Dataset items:
——————————

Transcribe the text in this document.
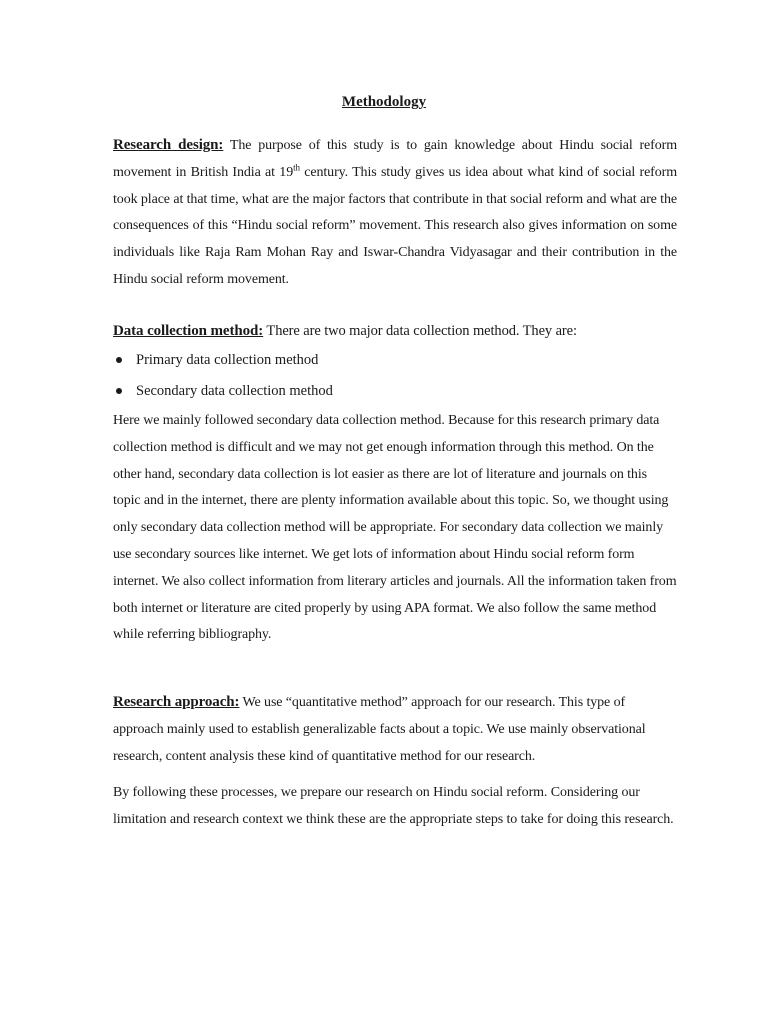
Methodology
Research design: The purpose of this study is to gain knowledge about Hindu social reform movement in British India at 19th century. This study gives us idea about what kind of social reform took place at that time, what are the major factors that contribute in that social reform and what are the consequences of this “Hindu social reform” movement. This research also gives information on some individuals like Raja Ram Mohan Ray and Iswar-Chandra Vidyasagar and their contribution in the Hindu social reform movement.
Data collection method: There are two major data collection method. They are:
Primary data collection method
Secondary data collection method
Here we mainly followed secondary data collection method. Because for this research primary data collection method is difficult and we may not get enough information through this method. On the other hand, secondary data collection is lot easier as there are lot of literature and journals on this topic and in the internet, there are plenty information available about this topic. So, we thought using only secondary data collection method will be appropriate. For secondary data collection we mainly use secondary sources like internet. We get lots of information about Hindu social reform form internet. We also collect information from literary articles and journals. All the information taken from both internet or literature are cited properly by using APA format. We also follow the same method while referring bibliography.
Research approach: We use “quantitative method” approach for our research. This type of approach mainly used to establish generalizable facts about a topic. We use mainly observational research, content analysis these kind of quantitative method for our research.
By following these processes, we prepare our research on Hindu social reform. Considering our limitation and research context we think these are the appropriate steps to take for doing this research.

——————————

SHORT PROBLEM:
Filter the entries down to the lines with the word "major" in them.

RESULT BELOW:
Research design: The purpose of this study is to gain knowledge about Hindu social reform movement in British India at 19th century. This study gives us idea about what kind of social reform took place at that time, what are the major factors that contribute in that social reform and what are the consequences of this “Hindu social reform” movement. This research also gives information on some individuals like Raja Ram Mohan Ray and Iswar-Chandra Vidyasagar and their contribution in the Hindu social reform movement.
Data collection method: There are two major data collection method. They are:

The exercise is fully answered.